Sabtu, 03 Juni 2017

MAKALAH KEBENARAN ILMIAH DAN NON ILMIAH



MAKALAH
KEBENARAN ILMIAH DAN NON ILMIAH

Makalah Ini disusun Guna Memenuhi Tugas Mata Kuliah Filsafat Ilmu




Dosen Pengampu :
Dra. Hj. Ermi Suhasti Syafe’I, M.SI.

Penyusun :
Ahmad Misbahul Anwar (16350046)
Muhammad Qosim A. (16350071)
Muhammad Nisful M. (16350060)
Hilmanudin Wirayuda (16350051)
Rofika Duri (16350045)



JURUSAN AL AHWAL ASY SYAKHSIYYAH
FAKULTAS SYARIAH DAN HUKUM
UNIVERSITAS ISLAM NEGERI SUNAN KALIJAGA
YOGYAKARTA
2017




BAB II
PEMBAHASAN
1.    TEORI KEBENARAN ILMIAH
            Kebenaran ilmiah berbeda dengan kebenaran non-ilmiah. Kattsoff berpendapat, kebenaran sama dengan proporsi/proposition. Ini lebih tertuju pada makna atau simantik ketimbang pernyataan atau sintaksis. Orang bisa saja membuat pernyataan dengan memakai susunan kalimat yang tepat, namun belum tentu hal itu bermakna.

• [Item yang Ditampilkan]:
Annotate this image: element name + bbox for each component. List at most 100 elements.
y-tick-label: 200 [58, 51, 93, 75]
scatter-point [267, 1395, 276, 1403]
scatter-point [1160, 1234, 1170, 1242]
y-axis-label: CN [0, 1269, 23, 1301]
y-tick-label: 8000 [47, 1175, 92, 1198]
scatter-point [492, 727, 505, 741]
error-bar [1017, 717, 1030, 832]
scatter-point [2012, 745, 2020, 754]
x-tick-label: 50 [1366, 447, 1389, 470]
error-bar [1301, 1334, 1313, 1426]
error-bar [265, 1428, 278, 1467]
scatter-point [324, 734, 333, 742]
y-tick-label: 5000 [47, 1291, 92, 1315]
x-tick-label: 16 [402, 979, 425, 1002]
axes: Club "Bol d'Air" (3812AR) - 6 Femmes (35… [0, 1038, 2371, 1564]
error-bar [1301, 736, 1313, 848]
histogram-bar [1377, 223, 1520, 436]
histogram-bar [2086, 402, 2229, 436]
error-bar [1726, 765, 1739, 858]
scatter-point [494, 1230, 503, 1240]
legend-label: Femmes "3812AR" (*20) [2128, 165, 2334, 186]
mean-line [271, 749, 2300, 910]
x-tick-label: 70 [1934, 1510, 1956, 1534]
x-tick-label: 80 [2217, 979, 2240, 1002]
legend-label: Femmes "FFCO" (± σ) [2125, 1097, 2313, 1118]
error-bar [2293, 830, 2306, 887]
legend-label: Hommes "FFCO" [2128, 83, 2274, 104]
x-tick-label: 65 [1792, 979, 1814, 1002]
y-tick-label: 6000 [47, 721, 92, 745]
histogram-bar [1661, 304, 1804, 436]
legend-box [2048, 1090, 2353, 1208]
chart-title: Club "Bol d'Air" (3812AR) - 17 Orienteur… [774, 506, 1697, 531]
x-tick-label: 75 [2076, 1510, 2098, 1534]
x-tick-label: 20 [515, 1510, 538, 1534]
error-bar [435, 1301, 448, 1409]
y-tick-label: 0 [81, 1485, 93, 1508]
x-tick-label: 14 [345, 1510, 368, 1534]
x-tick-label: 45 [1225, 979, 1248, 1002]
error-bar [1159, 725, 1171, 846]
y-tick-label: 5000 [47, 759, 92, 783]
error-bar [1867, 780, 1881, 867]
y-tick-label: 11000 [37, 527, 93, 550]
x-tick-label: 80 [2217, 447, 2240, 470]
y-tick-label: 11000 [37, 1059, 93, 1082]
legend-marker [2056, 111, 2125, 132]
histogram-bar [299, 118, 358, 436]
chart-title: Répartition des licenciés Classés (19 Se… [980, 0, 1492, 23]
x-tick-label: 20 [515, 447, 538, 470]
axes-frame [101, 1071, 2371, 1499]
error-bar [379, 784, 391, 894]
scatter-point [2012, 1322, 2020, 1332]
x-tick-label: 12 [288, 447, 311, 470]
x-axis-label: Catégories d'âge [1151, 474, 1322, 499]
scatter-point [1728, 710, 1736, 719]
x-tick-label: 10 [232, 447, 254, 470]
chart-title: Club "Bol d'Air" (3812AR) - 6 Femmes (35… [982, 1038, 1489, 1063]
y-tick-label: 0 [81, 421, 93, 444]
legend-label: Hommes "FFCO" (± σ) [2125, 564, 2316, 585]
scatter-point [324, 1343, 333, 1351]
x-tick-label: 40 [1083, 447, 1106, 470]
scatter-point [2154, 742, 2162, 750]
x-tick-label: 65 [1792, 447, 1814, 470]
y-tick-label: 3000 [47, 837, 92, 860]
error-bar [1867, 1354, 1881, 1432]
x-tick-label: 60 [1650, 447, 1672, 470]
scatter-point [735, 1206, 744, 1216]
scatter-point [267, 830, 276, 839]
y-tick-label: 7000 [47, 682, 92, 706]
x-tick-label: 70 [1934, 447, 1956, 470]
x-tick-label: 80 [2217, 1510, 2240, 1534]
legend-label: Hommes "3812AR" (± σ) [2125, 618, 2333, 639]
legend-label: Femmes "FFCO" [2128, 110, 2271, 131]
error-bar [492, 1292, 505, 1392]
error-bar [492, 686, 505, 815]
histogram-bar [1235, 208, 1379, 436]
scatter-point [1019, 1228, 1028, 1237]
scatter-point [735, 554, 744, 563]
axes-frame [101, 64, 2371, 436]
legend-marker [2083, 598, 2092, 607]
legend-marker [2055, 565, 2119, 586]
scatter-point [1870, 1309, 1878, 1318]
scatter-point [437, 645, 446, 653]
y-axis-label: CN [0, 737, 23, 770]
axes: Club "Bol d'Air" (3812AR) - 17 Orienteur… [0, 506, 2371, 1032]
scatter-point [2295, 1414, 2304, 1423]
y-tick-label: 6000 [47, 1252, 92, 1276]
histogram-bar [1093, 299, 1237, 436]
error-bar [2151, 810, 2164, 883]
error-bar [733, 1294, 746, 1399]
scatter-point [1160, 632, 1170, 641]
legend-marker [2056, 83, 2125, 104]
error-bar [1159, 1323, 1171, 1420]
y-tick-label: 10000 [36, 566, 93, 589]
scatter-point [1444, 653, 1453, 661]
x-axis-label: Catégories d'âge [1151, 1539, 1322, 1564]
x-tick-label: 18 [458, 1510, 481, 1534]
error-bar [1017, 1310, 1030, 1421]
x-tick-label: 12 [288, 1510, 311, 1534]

• [Tujuan Latihan]: Sambung makalah tentang kebenaran ilmiah dan non-ilmiah itu mulai dari kalimat terakhirnya.

• [Jawaban]:
a.    Kebenaran Proporsi
       Proporsi adalah pernyataan tentang hubungan yang terdapat diantara dua istilah. Ada tiga hal pokok dalam suatu proporsi, yaitu subyek, predikat, dan tanda (kopula). Contoh : “Setiap manusia adalah tidak kekal”. Setiap manusia (subyek), dan tidak kekal (predikat), sedangkan kata adalah merupakan “kopula”. Statemen tersebut dilihat dari struktur kalimatnya adalah sempurna, serta makna yang dimilikinya pun sungguh-sungguh benar. Dengan demikian ia dapat dikatakan sebagai sebuah proporsi.Suatu proposisi mengandung suatu makna, jika proposisi itu membuat perubahan.contoh:Kita tersesat di hutan, setelh sejenak mempertimbangkanya, kita berkata paada diri kita sendiri,”Jalan keluarnya ialah ke kiri”Proposisi ini mengandung makna bagi kita, jika kita kemudian berjalan ke kiri. Dengan kata lain, kita menghadapi masalah untuk keluar dari hutan dan kita telah mengucapkan suatu proposisi yang merupakan hipotesa mengenai cara untuk keluar dari hutan.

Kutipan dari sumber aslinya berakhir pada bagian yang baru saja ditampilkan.